WORK REQUIRED:
Repeat the listing that follows, character for character, minus the pictures.

------------------------------------------------

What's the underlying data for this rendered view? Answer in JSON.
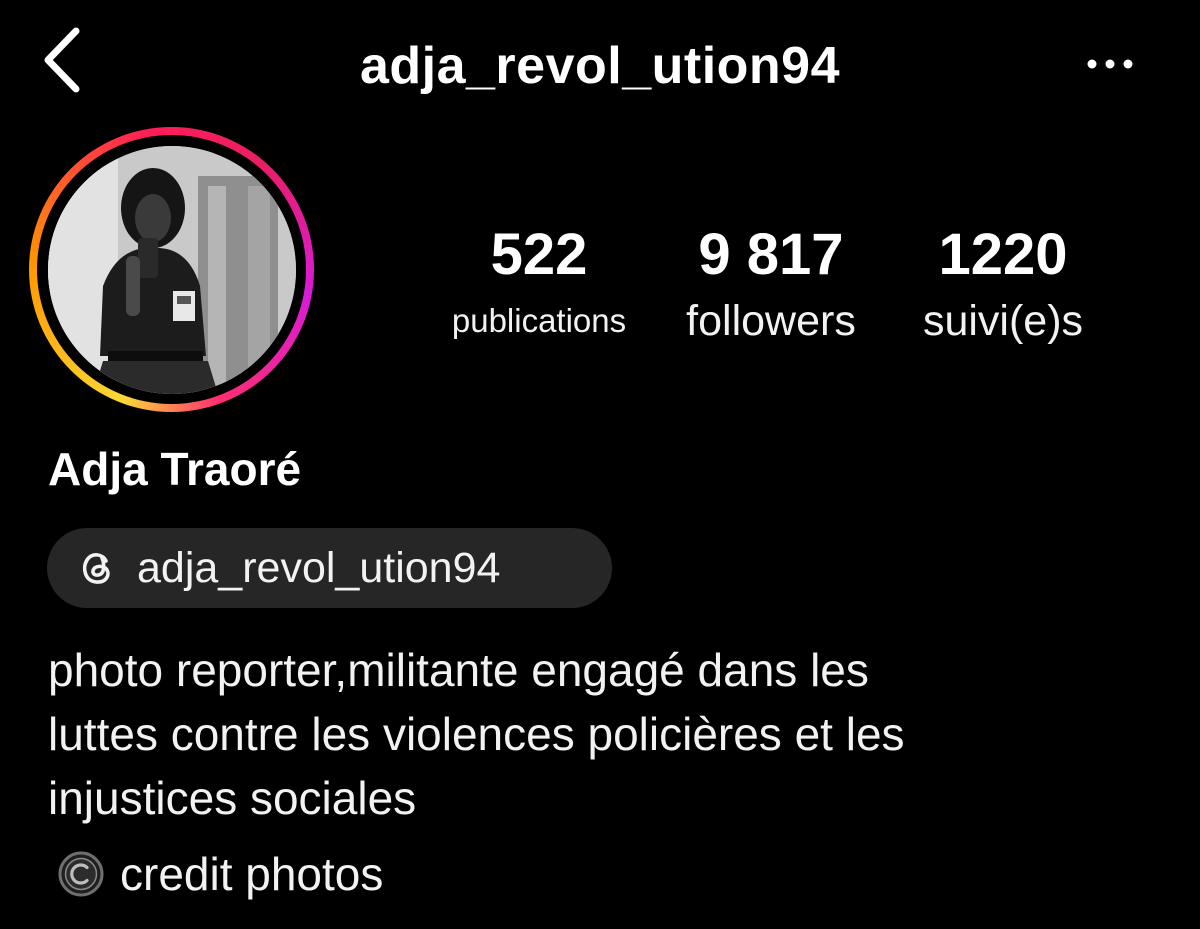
{
  "header": {
    "username": "adja_revol_ution94",
    "back_icon": "chevron-left-icon",
    "more_icon": "more-horizontal-icon"
  },
  "profile": {
    "avatar_icon": "profile-photo",
    "story_ring_colors": [
      "#fdd835",
      "#ff9800",
      "#ff1e56",
      "#e91e63",
      "#d81bd8"
    ],
    "display_name": "Adja Traoré",
    "threads_icon": "threads-icon",
    "threads_handle": "adja_revol_ution94"
  },
  "stats": {
    "posts": {
      "value": "522",
      "label": "publications"
    },
    "followers": {
      "value": "9 817",
      "label": "followers"
    },
    "following": {
      "value": "1220",
      "label": "suivi(e)s"
    }
  },
  "bio": {
    "lines": [
      "photo reporter,militante engagé dans les",
      "luttes contre les violences policières et les",
      "injustices sociales"
    ],
    "credit_icon": "copyright-icon",
    "credit_text": "credit photos"
  },
  "colors": {
    "background": "#000000",
    "pill": "#262626",
    "text": "#f2f2f2"
  }
}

------------------------------------------------

ANSWER FOR THE TASK:
What's the underlying data for this rendered view? Answer in JSON.
{
  "header": {
    "username": "adja_revol_ution94",
    "back_icon": "chevron-left-icon",
    "more_icon": "more-horizontal-icon"
  },
  "profile": {
    "avatar_icon": "profile-photo",
    "story_ring_colors": [
      "#fdd835",
      "#ff9800",
      "#ff1e56",
      "#e91e63",
      "#d81bd8"
    ],
    "display_name": "Adja Traoré",
    "threads_icon": "threads-icon",
    "threads_handle": "adja_revol_ution94"
  },
  "stats": {
    "posts": {
      "value": "522",
      "label": "publications"
    },
    "followers": {
      "value": "9 817",
      "label": "followers"
    },
    "following": {
      "value": "1220",
      "label": "suivi(e)s"
    }
  },
  "bio": {
    "lines": [
      "photo reporter,militante engagé dans les",
      "luttes contre les violences policières et les",
      "injustices sociales"
    ],
    "credit_icon": "copyright-icon",
    "credit_text": "credit photos"
  },
  "colors": {
    "background": "#000000",
    "pill": "#262626",
    "text": "#f2f2f2"
  }
}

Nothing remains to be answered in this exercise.